#### Task directions
Starting with the line that holds "Convert this screenshot", reproduce each line through the last one of the data, exactly as written. Pictures are not copied.

#### Dataset
┌──

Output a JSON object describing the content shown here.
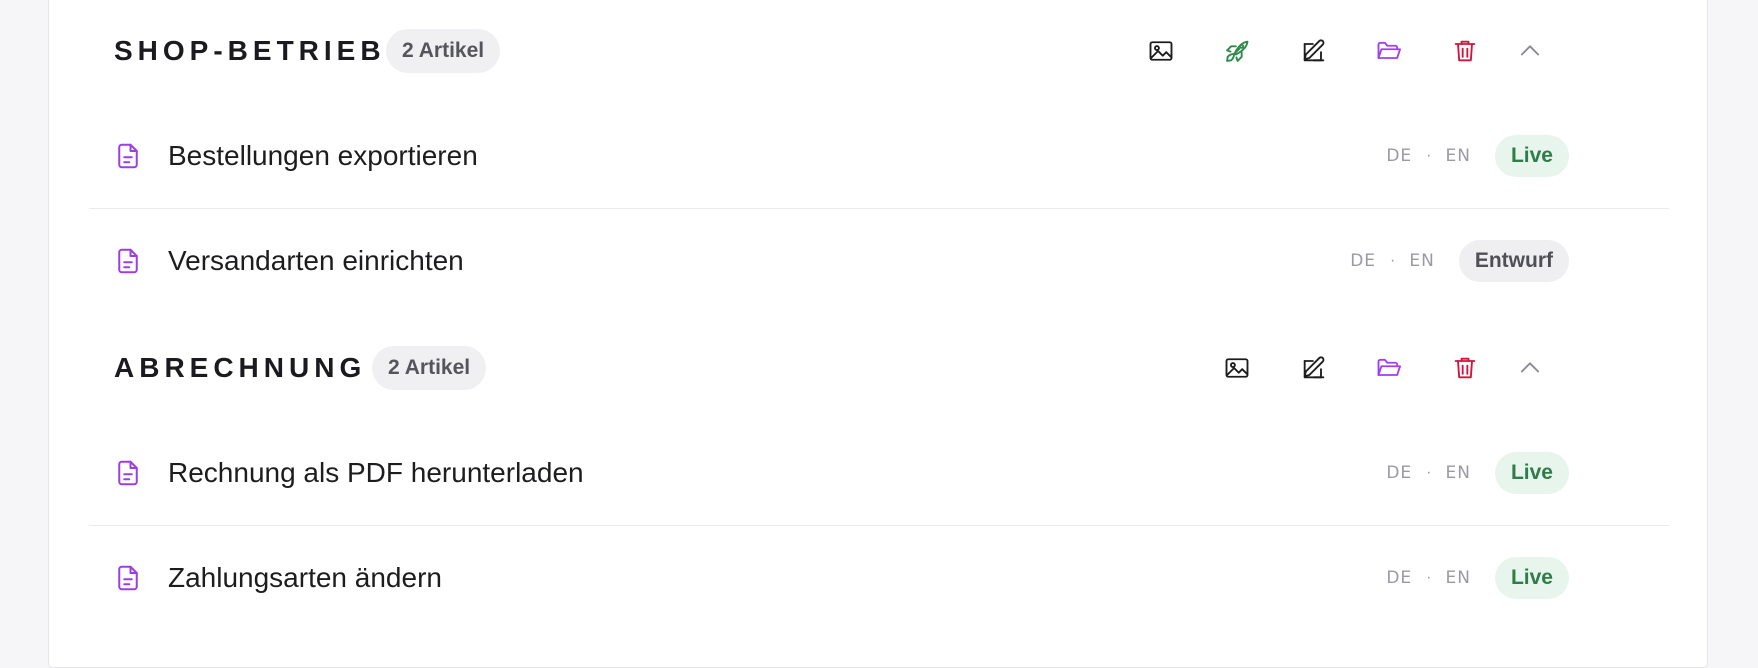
{
  "sections": [
    {
      "title": "SHOP-BETRIEB",
      "count": "2 Artikel",
      "articles": [
        {
          "title": "Bestellungen exportieren",
          "lang_de": "DE",
          "lang_en": "EN",
          "status": "Live"
        },
        {
          "title": "Versandarten einrichten",
          "lang_de": "DE",
          "lang_en": "EN",
          "status": "Entwurf"
        }
      ]
    },
    {
      "title": "ABRECHNUNG",
      "count": "2 Artikel",
      "articles": [
        {
          "title": "Rechnung als PDF herunterladen",
          "lang_de": "DE",
          "lang_en": "EN",
          "status": "Live"
        },
        {
          "title": "Zahlungsarten ändern",
          "lang_de": "DE",
          "lang_en": "EN",
          "status": "Live"
        }
      ]
    }
  ],
  "separator": "·",
  "colors": {
    "doc_icon": "#9b3fe0",
    "rocket_icon": "#2f8a4a",
    "folder_icon": "#a23ff0",
    "trash_icon": "#d0153e",
    "live_bg": "#e7f5ec",
    "live_text": "#2f7d4a",
    "draft_bg": "#efeff1"
  },
  "icons": {
    "section_actions_shop": [
      "image-icon",
      "rocket-icon",
      "edit-icon",
      "folder-icon",
      "trash-icon",
      "chevron-up-icon"
    ],
    "section_actions_billing": [
      "image-icon",
      "edit-icon",
      "folder-icon",
      "trash-icon",
      "chevron-up-icon"
    ],
    "article": "document-icon"
  }
}
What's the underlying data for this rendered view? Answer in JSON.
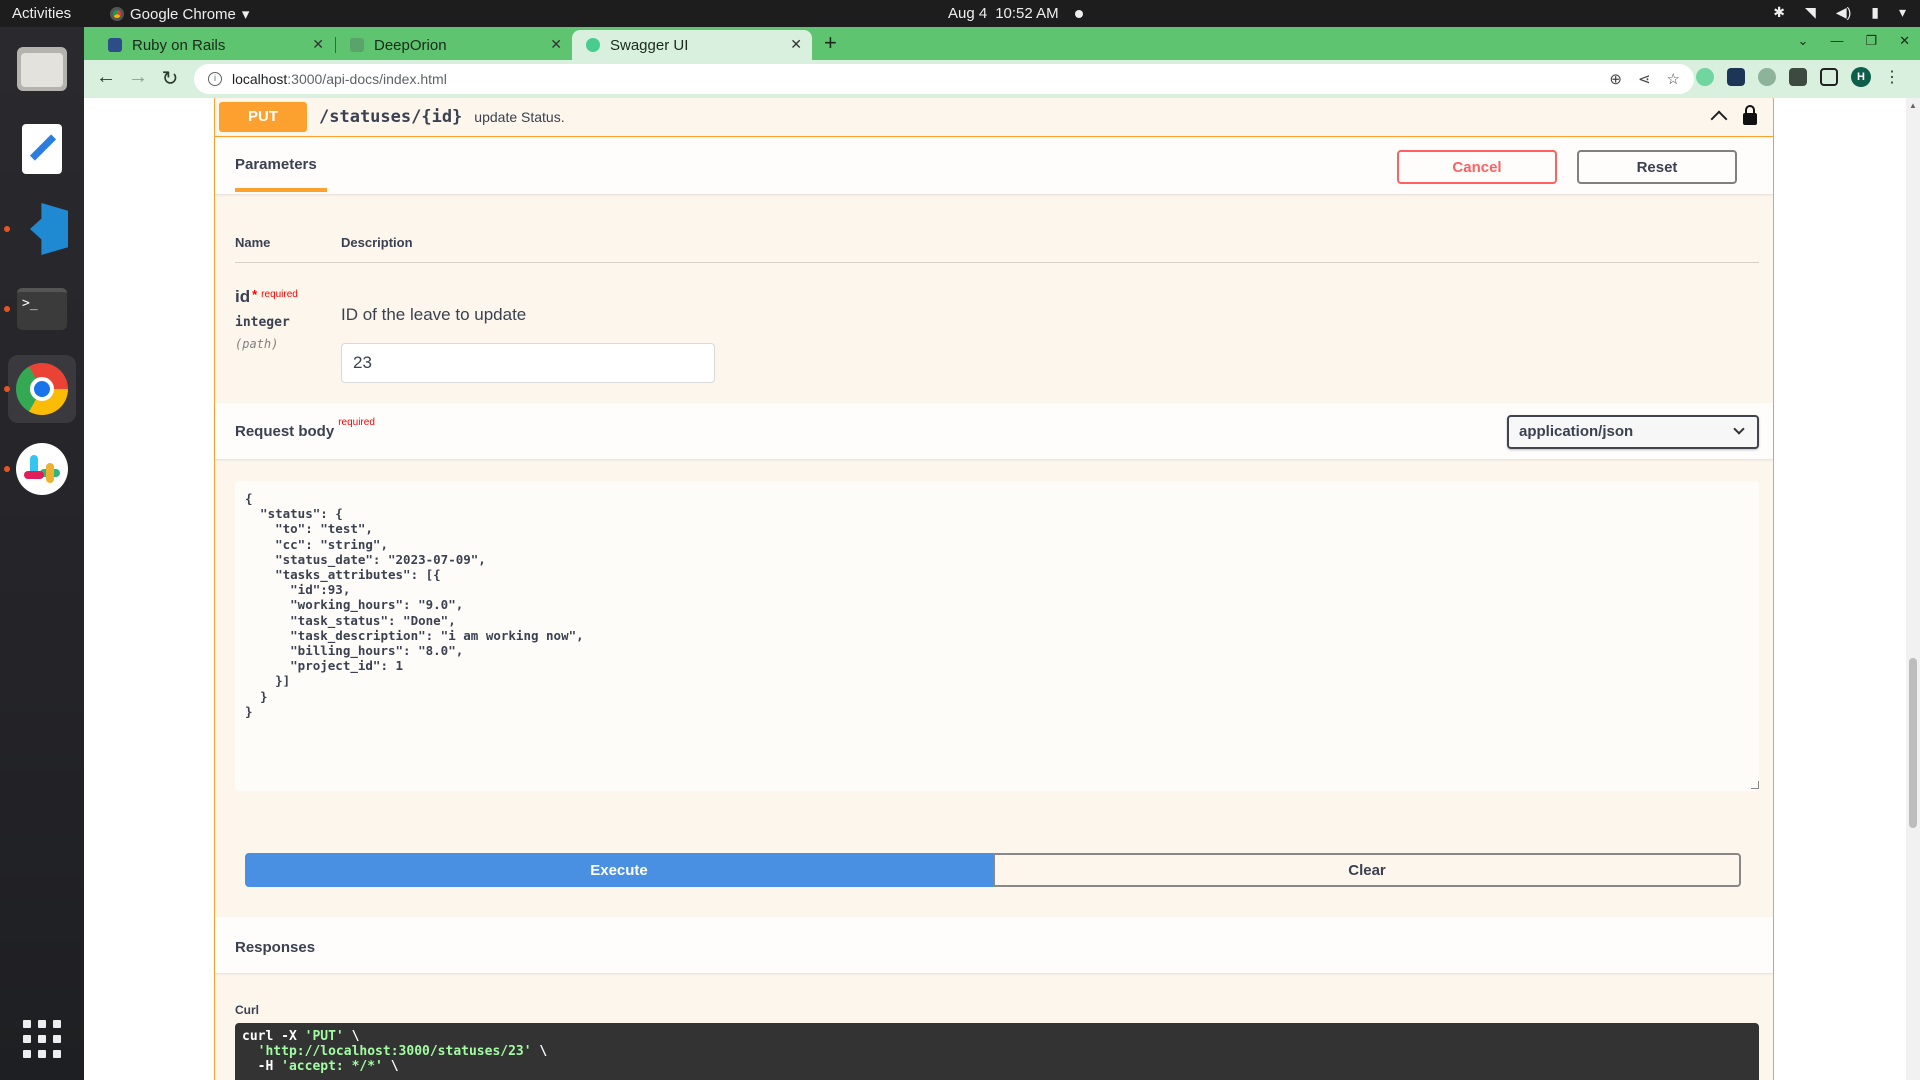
{
  "topbar": {
    "activities": "Activities",
    "app_name": "Google Chrome",
    "date": "Aug 4",
    "time": "10:52 AM"
  },
  "browser": {
    "tabs": [
      {
        "title": "Ruby on Rails",
        "favicon_color": "#2d4d8a"
      },
      {
        "title": "DeepOrion",
        "favicon_color": "#5aa36a"
      },
      {
        "title": "Swagger UI",
        "favicon_color": "#49cc90",
        "active": true
      }
    ],
    "url_host": "localhost",
    "url_path": ":3000/api-docs/index.html",
    "avatar_letter": "H"
  },
  "operation": {
    "method": "PUT",
    "path": "/statuses/{id}",
    "summary": "update Status.",
    "tab_label": "Parameters",
    "cancel_label": "Cancel",
    "reset_label": "Reset",
    "table_headers": {
      "name": "Name",
      "description": "Description"
    },
    "param": {
      "name": "id",
      "star": "*",
      "required": "required",
      "type": "integer",
      "location": "(path)",
      "description": "ID of the leave to update",
      "value": "23"
    },
    "request_body": {
      "title": "Request body",
      "required": "required",
      "content_type": "application/json",
      "json": "{\n  \"status\": {\n    \"to\": \"test\",\n    \"cc\": \"string\",\n    \"status_date\": \"2023-07-09\",\n    \"tasks_attributes\": [{\n      \"id\":93,\n      \"working_hours\": \"9.0\",\n      \"task_status\": \"Done\",\n      \"task_description\": \"i am working now\",\n      \"billing_hours\": \"8.0\",\n      \"project_id\": 1\n    }]\n  }\n}"
    },
    "execute_label": "Execute",
    "clear_label": "Clear",
    "responses_title": "Responses",
    "curl_label": "Curl",
    "curl_lines": [
      {
        "pre": "curl -X ",
        "str": "'PUT'",
        "post": " \\"
      },
      {
        "pre": "  ",
        "str": "'http://localhost:3000/statuses/23'",
        "post": " \\"
      },
      {
        "pre": "  -H ",
        "str": "'accept: */*'",
        "post": " \\"
      }
    ]
  },
  "colors": {
    "put_accent": "#fca130",
    "execute_blue": "#4990e2",
    "cancel_red": "#ff6060",
    "chrome_tab_green": "#5ec46f"
  }
}
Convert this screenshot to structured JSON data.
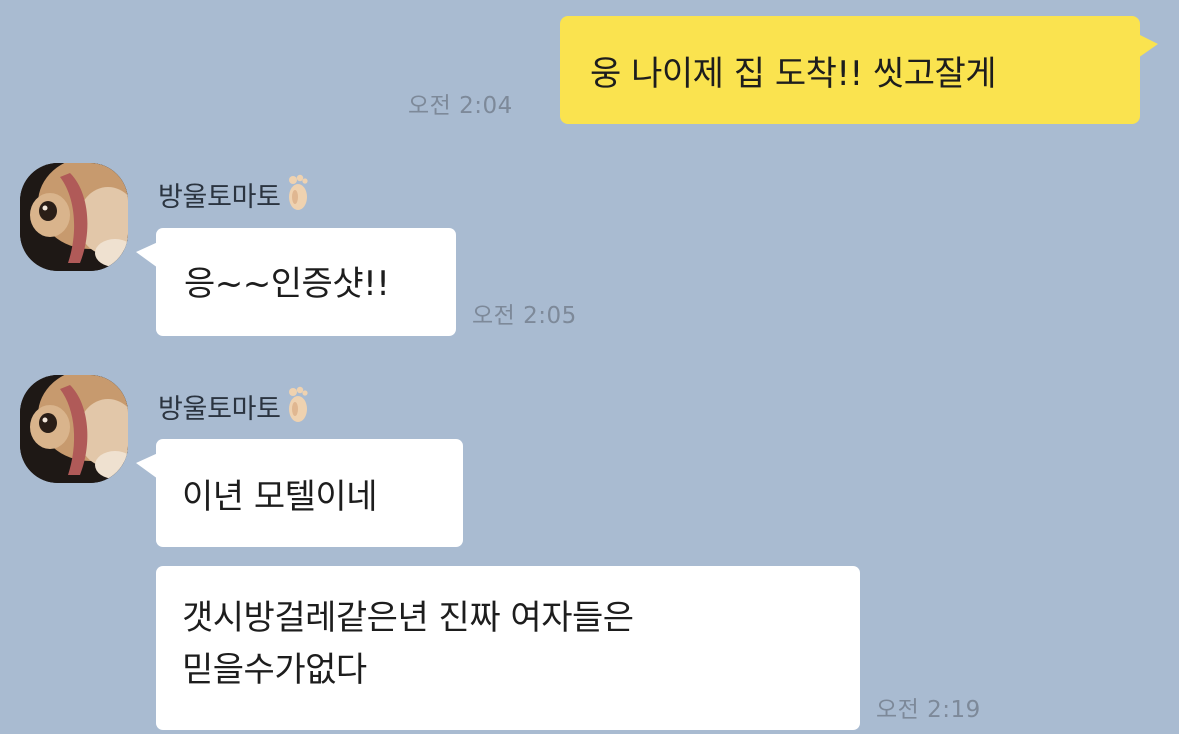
{
  "messages": {
    "outgoing": {
      "text": "웅 나이제 집 도착!! 씻고잘게",
      "time": "오전 2:04"
    },
    "group1": {
      "sender": "방울토마토",
      "text": "응~~인증샷!!",
      "time": "오전 2:05"
    },
    "group2": {
      "sender": "방울토마토",
      "text1": "이년 모텔이네",
      "text2_line1": "갯시방걸레같은년 진짜 여자들은",
      "text2_line2": "믿을수가없다",
      "time": "오전 2:19"
    }
  },
  "icons": {
    "sender_badge": "foot-icon",
    "avatar": "puppy-photo"
  },
  "colors": {
    "background": "#a9bbd1",
    "outgoing_bubble": "#fae34f",
    "incoming_bubble": "#ffffff",
    "timestamp": "#7d8999"
  }
}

└──

#### Solution to this problem
Convert this screenshot to structured JSON data.
{
  "messages": {
    "outgoing": {
      "text": "웅 나이제 집 도착!! 씻고잘게",
      "time": "오전 2:04"
    },
    "group1": {
      "sender": "방울토마토",
      "text": "응~~인증샷!!",
      "time": "오전 2:05"
    },
    "group2": {
      "sender": "방울토마토",
      "text1": "이년 모텔이네",
      "text2_line1": "갯시방걸레같은년 진짜 여자들은",
      "text2_line2": "믿을수가없다",
      "time": "오전 2:19"
    }
  },
  "icons": {
    "sender_badge": "foot-icon",
    "avatar": "puppy-photo"
  },
  "colors": {
    "background": "#a9bbd1",
    "outgoing_bubble": "#fae34f",
    "incoming_bubble": "#ffffff",
    "timestamp": "#7d8999"
  }
}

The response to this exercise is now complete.